### Data entries
^^^^^^^^^^^^^^^^

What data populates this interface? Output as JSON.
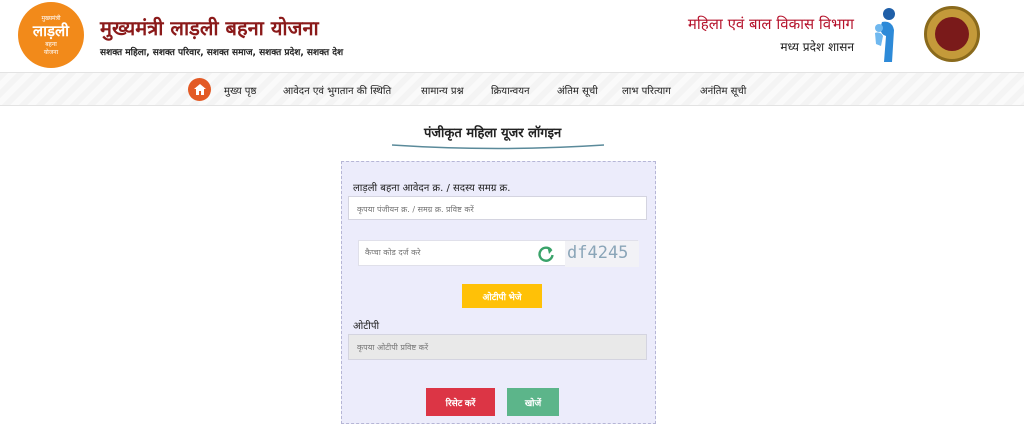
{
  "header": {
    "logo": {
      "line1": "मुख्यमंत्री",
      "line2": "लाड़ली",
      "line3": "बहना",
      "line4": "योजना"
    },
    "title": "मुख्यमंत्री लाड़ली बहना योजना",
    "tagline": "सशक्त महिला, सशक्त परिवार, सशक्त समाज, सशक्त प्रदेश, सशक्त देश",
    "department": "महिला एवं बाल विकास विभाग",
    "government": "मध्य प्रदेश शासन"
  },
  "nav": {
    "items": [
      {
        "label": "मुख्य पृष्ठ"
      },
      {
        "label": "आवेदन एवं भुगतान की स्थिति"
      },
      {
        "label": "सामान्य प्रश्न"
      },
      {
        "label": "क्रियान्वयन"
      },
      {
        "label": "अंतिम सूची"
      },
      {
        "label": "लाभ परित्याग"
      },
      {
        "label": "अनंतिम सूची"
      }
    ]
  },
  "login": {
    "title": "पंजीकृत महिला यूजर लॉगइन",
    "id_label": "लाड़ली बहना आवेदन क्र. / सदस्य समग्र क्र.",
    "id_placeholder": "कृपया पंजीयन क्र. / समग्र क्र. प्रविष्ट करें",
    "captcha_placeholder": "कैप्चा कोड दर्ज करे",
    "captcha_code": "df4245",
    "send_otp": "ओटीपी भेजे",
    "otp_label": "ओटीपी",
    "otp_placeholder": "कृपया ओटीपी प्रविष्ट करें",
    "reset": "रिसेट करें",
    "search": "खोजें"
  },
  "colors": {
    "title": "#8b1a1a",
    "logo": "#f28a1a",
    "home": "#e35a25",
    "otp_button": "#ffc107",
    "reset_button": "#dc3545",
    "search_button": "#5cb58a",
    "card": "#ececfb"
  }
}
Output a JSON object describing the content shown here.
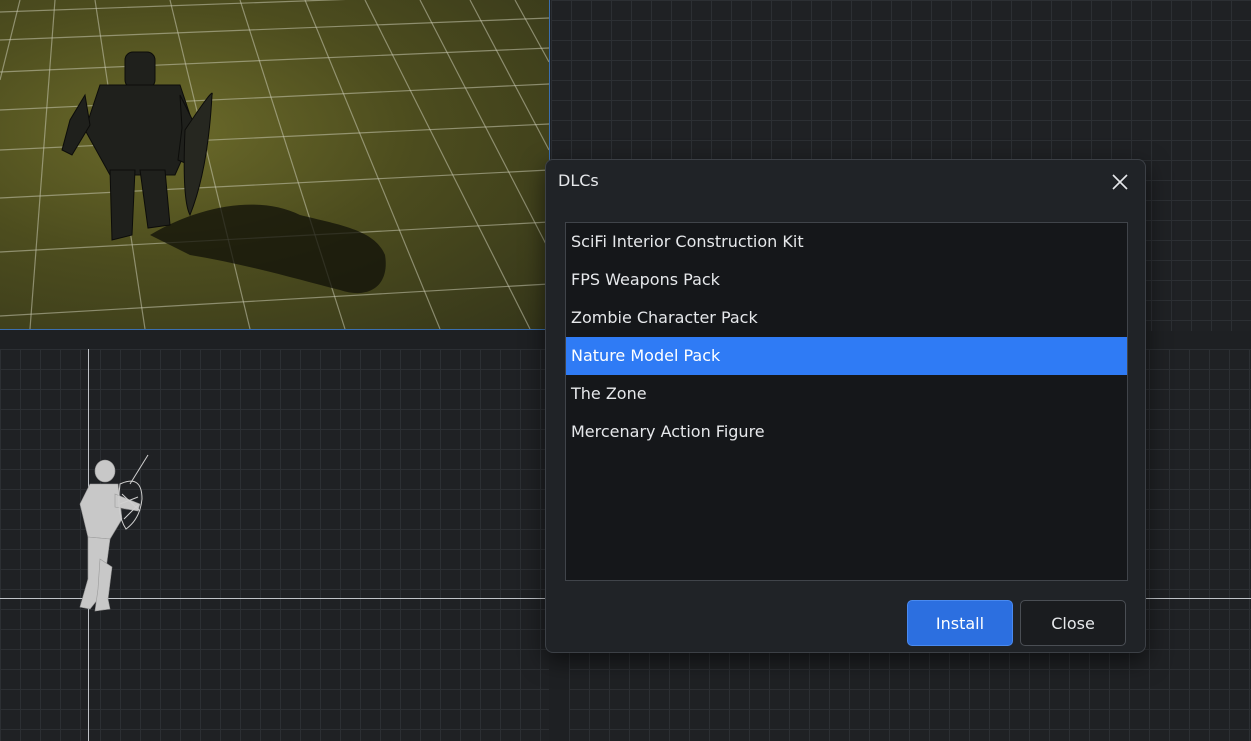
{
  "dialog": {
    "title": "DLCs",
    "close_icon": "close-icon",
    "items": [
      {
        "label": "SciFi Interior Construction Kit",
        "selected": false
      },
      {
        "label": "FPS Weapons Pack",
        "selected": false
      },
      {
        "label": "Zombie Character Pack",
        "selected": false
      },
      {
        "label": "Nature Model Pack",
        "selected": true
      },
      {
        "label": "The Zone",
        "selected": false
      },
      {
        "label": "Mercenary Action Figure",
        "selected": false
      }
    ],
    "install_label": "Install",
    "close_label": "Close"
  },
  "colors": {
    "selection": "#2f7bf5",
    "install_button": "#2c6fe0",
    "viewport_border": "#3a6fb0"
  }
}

^^^^^^^^^^^^^^^^

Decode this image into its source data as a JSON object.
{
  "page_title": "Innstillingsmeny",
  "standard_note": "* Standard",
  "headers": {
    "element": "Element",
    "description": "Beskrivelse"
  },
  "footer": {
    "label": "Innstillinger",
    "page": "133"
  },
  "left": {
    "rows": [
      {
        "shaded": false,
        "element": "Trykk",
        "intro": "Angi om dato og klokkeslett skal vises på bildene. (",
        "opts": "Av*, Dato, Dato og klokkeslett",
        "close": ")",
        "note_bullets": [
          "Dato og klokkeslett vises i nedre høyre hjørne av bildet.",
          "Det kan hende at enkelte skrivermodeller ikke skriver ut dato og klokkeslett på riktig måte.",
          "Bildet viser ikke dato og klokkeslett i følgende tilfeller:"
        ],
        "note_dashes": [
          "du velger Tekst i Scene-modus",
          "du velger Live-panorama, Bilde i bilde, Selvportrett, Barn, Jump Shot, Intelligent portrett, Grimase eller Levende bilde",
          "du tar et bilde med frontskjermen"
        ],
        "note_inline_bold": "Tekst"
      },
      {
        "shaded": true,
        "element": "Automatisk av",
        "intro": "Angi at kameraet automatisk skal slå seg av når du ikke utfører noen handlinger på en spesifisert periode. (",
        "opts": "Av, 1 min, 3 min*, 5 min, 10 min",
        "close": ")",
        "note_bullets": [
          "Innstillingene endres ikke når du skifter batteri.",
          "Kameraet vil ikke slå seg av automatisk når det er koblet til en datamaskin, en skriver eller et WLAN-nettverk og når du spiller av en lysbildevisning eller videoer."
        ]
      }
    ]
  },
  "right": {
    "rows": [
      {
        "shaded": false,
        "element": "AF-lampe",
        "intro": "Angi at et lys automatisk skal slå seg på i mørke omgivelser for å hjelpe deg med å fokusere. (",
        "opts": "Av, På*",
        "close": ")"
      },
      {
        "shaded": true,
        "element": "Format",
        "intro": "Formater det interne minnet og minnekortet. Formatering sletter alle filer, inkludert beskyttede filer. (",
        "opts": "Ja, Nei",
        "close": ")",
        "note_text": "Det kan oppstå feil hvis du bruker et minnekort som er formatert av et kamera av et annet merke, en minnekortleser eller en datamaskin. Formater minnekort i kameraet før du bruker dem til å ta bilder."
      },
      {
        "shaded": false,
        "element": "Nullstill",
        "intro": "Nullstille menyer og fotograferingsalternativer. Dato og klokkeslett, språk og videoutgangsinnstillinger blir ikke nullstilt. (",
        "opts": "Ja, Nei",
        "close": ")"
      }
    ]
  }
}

^^^^^^^^^^^^^^^^

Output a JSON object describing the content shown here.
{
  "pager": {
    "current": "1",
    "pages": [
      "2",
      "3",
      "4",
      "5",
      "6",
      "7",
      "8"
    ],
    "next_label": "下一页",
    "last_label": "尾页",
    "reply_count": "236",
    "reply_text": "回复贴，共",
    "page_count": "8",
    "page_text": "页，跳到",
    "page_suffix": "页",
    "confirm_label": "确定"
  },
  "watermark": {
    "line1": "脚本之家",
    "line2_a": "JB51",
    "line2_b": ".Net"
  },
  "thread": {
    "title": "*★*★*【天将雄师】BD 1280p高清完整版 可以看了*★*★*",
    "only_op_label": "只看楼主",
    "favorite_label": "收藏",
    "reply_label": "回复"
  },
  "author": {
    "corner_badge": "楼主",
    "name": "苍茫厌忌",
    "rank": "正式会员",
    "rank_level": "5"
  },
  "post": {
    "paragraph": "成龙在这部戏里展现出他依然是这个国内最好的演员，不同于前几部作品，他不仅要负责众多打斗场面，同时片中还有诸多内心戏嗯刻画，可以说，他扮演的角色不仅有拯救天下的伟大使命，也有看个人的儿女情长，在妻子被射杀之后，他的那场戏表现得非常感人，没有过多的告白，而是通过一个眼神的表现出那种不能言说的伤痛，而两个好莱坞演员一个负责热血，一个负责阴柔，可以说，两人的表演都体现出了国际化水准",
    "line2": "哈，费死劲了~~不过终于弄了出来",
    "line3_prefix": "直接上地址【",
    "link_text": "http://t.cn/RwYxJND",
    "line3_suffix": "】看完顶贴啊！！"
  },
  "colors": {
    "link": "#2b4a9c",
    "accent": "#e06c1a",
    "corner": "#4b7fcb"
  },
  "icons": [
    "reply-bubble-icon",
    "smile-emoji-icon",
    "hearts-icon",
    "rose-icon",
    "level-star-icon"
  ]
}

^^^^^^^^^^^^^^^^

### AIM OF THE EXERCISE
Look through the data above. Copy every line with the string "this" in it.

### RESPONSE TO THE EXERCISE
What data populates this interface? Output as JSON.
Decode this image into its source data as a JSON object.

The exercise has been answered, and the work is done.